_TASK DETAILS_.
Gather all lines with "days" from the records.

[Data listing]

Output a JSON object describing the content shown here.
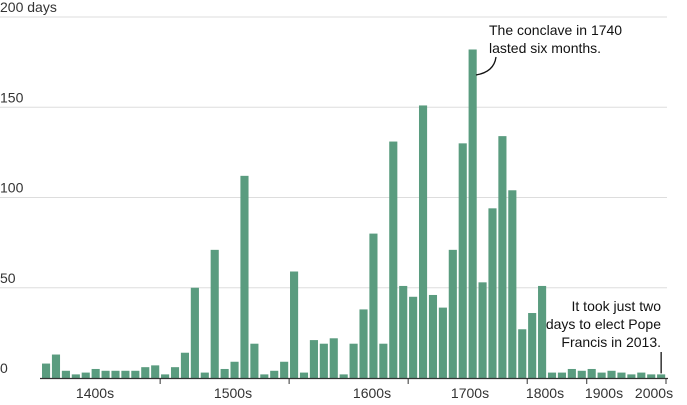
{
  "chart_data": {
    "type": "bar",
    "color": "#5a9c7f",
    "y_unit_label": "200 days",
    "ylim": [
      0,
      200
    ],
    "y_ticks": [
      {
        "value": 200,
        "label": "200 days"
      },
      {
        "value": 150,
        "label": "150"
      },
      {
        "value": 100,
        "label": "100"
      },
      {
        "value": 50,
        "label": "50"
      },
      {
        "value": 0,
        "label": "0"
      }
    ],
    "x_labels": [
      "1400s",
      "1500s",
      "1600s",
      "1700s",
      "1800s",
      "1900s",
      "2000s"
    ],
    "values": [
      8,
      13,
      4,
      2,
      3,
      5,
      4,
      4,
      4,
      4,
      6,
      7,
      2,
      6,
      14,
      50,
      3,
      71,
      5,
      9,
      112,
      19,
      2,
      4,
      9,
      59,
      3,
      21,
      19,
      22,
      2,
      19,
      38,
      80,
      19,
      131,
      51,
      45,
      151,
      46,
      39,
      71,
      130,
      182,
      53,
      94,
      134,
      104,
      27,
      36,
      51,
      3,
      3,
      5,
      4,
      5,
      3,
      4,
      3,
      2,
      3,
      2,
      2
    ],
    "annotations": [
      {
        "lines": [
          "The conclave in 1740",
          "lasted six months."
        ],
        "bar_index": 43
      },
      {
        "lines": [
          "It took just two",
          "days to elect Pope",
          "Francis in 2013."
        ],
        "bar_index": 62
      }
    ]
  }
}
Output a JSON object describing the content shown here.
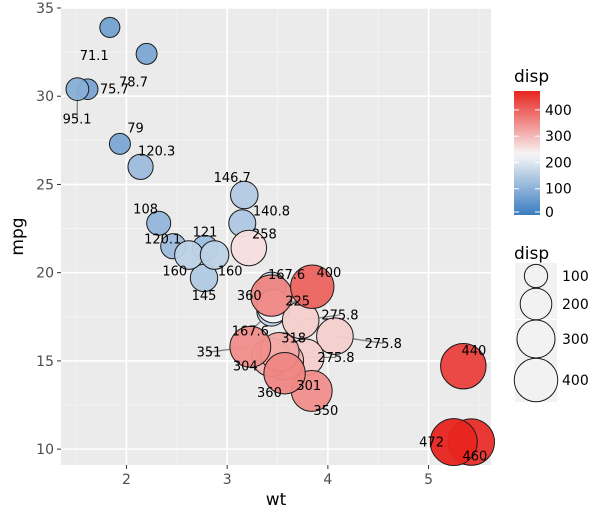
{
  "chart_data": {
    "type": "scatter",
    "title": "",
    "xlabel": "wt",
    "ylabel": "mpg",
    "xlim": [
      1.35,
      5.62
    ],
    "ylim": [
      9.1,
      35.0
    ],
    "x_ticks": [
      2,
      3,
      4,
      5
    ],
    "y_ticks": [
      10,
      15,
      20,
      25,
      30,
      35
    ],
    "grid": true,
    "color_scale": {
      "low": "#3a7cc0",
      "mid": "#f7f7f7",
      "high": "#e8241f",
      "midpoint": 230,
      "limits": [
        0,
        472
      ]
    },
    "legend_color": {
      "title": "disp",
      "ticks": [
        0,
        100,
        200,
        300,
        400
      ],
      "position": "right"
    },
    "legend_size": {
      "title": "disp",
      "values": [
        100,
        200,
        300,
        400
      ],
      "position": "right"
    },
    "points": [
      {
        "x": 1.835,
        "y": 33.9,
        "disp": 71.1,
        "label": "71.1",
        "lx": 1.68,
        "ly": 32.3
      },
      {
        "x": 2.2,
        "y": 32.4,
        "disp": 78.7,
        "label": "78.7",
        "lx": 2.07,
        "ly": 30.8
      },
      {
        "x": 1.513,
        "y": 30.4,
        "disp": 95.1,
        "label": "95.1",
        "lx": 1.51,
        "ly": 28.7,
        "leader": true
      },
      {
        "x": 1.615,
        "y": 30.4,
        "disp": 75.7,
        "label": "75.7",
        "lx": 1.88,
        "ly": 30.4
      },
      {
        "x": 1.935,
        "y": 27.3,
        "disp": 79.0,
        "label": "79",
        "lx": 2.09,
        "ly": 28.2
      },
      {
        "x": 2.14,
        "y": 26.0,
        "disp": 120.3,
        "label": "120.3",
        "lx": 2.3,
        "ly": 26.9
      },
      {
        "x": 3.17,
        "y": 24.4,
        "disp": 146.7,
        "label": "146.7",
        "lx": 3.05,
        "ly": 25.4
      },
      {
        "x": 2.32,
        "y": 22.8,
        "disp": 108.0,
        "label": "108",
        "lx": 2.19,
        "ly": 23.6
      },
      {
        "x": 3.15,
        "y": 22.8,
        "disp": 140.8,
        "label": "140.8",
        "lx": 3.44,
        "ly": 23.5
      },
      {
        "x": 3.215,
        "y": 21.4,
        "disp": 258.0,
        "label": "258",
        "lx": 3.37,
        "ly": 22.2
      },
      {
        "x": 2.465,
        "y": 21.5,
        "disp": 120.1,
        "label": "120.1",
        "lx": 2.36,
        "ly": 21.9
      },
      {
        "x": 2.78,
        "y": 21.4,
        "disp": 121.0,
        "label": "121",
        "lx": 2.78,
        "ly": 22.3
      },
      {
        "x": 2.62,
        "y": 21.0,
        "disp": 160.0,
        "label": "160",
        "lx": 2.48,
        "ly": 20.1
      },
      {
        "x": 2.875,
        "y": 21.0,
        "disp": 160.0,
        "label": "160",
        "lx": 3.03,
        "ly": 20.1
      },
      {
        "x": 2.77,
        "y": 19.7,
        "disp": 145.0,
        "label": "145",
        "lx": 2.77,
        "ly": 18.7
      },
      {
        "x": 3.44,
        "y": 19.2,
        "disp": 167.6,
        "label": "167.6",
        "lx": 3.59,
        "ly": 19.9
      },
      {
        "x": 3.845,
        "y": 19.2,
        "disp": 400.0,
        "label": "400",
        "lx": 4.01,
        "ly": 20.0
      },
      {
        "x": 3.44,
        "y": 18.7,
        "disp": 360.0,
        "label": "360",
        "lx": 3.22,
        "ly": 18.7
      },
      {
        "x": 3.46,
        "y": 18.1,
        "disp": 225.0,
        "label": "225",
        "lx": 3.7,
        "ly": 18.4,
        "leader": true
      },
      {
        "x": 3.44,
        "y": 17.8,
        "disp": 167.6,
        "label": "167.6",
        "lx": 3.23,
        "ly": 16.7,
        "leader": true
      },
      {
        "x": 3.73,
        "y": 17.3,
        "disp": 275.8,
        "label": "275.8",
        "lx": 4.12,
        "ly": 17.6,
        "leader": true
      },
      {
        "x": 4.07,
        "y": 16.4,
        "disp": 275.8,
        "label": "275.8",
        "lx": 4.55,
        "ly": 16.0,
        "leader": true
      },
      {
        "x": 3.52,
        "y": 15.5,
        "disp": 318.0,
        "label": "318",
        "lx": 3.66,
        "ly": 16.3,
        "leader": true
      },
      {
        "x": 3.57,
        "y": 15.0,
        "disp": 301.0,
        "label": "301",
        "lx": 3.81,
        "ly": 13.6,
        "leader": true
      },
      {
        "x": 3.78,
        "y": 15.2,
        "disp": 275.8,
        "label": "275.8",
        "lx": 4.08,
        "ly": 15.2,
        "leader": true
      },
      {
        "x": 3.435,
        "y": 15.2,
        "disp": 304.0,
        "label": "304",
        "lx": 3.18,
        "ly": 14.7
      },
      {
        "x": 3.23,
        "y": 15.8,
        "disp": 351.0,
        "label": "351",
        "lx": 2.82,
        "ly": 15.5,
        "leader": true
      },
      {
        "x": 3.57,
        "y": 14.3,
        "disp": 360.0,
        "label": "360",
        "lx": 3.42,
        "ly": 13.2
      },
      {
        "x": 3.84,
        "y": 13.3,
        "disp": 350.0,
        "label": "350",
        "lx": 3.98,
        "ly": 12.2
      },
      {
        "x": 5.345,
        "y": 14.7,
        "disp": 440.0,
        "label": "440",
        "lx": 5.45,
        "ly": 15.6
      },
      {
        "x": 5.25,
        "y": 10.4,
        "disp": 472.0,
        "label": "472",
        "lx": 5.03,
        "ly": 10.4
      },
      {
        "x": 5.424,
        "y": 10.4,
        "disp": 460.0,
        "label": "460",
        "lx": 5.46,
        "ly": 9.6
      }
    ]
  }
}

_OUTPUT FOR THIS EXERCISE_.
    "y_unit_label": "200 days",
        "label": "200 days"
          "days to elect Pope",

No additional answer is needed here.